— start of Source material —
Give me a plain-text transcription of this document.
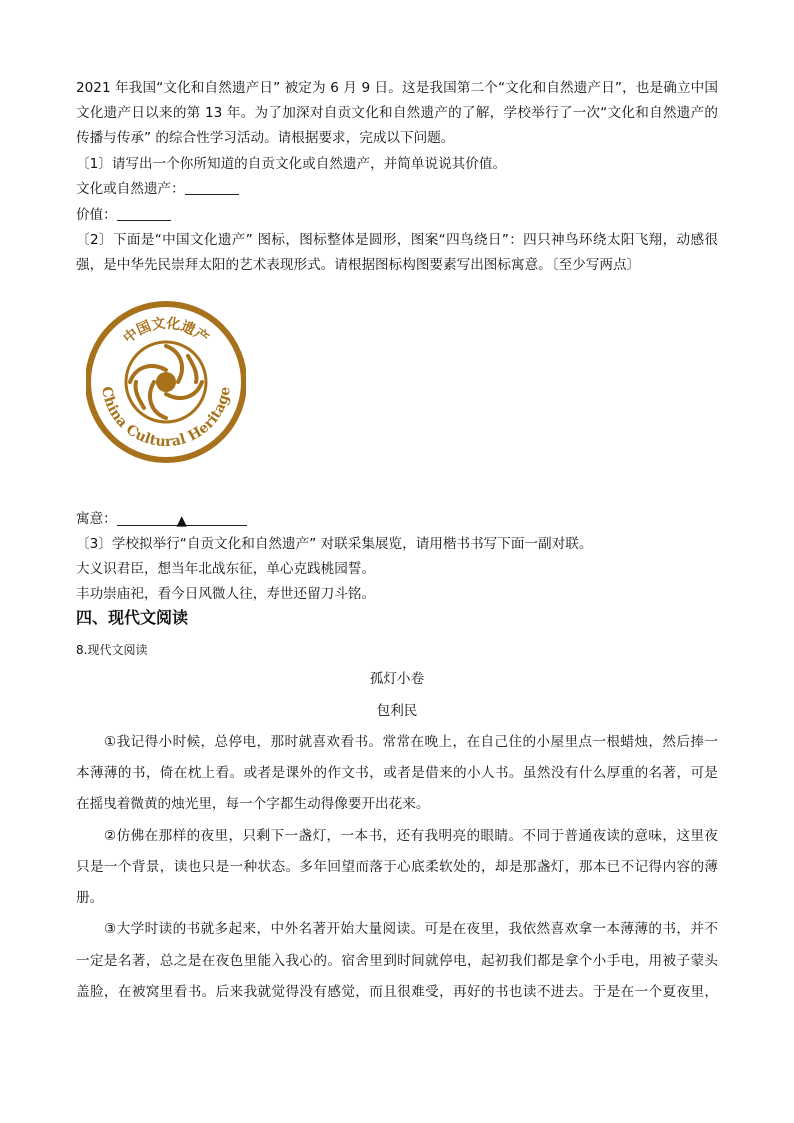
2021 年我国“文化和自然遗产日” 被定为 6 月 9 日。这是我国第二个“文化和自然遗产日”，也是确立中国
文化遗产日以来的第 13 年。为了加深对自贡文化和自然遗产的了解，学校举行了一次“文化和自然遗产的
传播与传承” 的综合性学习活动。请根据要求，完成以下问题。
〔1〕请写出一个你所知道的自贡文化或自然遗产，并简单说说其价值。
文化或自然遗产：
价值：
〔2〕下面是“中国文化遗产” 图标，图标整体是圆形，图案“四鸟绕日”：四只神鸟环绕太阳飞翔，动感很
强，是中华先民崇拜太阳的艺术表现形式。请根据图标构图要素写出图标寓意。〔至少写两点〕
中国文化遗产
China Cultural Heritage
寓意：	▲
〔3〕学校拟举行“自贡文化和自然遗产” 对联采集展览，请用楷书书写下面一副对联。
大义识君臣，想当年北战东征，单心克践桃园誓。
丰功崇庙祀，看今日风微人往，寿世还留刀斗铭。
四、现代文阅读
8.现代文阅读
孤灯小卷
包利民
①我记得小时候，总停电，那时就喜欢看书。常常在晚上，在自己住的小屋里点一根蜡烛，然后捧一
本薄薄的书，倚在枕上看。或者是课外的作文书，或者是借来的小人书。虽然没有什么厚重的名著，可是
在摇曳着微黄的烛光里，每一个字都生动得像要开出花来。
②仿佛在那样的夜里，只剩下一盏灯，一本书，还有我明亮的眼睛。不同于普通夜读的意味，这里夜
只是一个背景，读也只是一种状态。多年回望而落于心底柔软处的，却是那盏灯，那本已不记得内容的薄
册。
③大学时读的书就多起来，中外名著开始大量阅读。可是在夜里，我依然喜欢拿一本薄薄的书，并不
一定是名著，总之是在夜色里能入我心的。宿舍里到时间就停电，起初我们都是拿个小手电，用被子蒙头
盖脸，在被窝里看书。后来我就觉得没有感觉，而且很难受，再好的书也读不进去。于是在一个夏夜里，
— end of Source material —
→ Exercise goal
Pick out all lines containing the string "中国文化遗产".

→ Full answer
〔2〕下面是“中国文化遗产” 图标，图标整体是圆形，图案“四鸟绕日”：四只神鸟环绕太阳飞翔，动感很
中国文化遗产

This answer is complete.